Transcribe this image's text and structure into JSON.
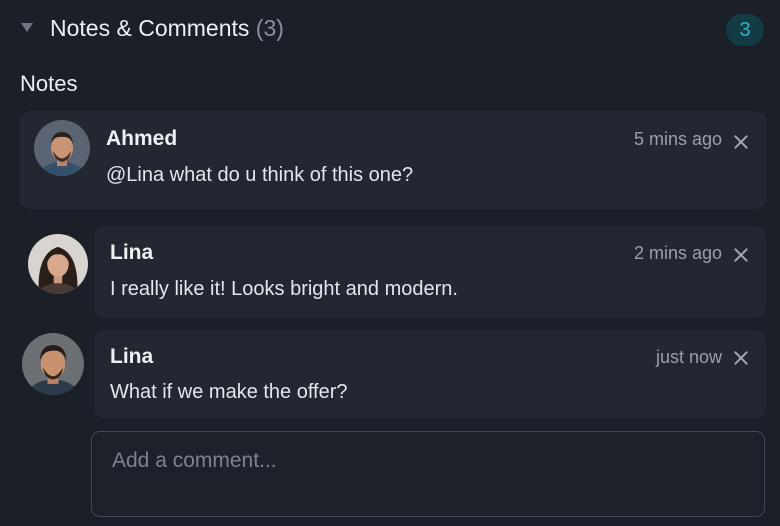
{
  "header": {
    "title": "Notes & Comments",
    "count_text": "(3)",
    "badge": "3"
  },
  "notes_label": "Notes",
  "comments": [
    {
      "author": "Ahmed",
      "time": "5 mins ago",
      "text": "@Lina what do u think of this one?"
    },
    {
      "author": "Lina",
      "time": "2 mins ago",
      "text": "I really like it! Looks bright and modern."
    },
    {
      "author": "Lina",
      "time": "just now",
      "text": "What if we make the offer?"
    }
  ],
  "input": {
    "placeholder": "Add a comment..."
  },
  "colors": {
    "background": "#1b1f27",
    "card": "#222731",
    "accent": "#2fb3c4",
    "badge_bg": "#123b44"
  }
}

━━━━━━━━

#### WHAT IS NEEDED
Return the whole listing, word for word, and leave out every picture.

#### EXERCISE RESPONSE
Transcribe this image's text and structure into JSON.
{
  "header": {
    "title": "Notes & Comments",
    "count_text": "(3)",
    "badge": "3"
  },
  "notes_label": "Notes",
  "comments": [
    {
      "author": "Ahmed",
      "time": "5 mins ago",
      "text": "@Lina what do u think of this one?"
    },
    {
      "author": "Lina",
      "time": "2 mins ago",
      "text": "I really like it! Looks bright and modern."
    },
    {
      "author": "Lina",
      "time": "just now",
      "text": "What if we make the offer?"
    }
  ],
  "input": {
    "placeholder": "Add a comment..."
  },
  "colors": {
    "background": "#1b1f27",
    "card": "#222731",
    "accent": "#2fb3c4",
    "badge_bg": "#123b44"
  }
}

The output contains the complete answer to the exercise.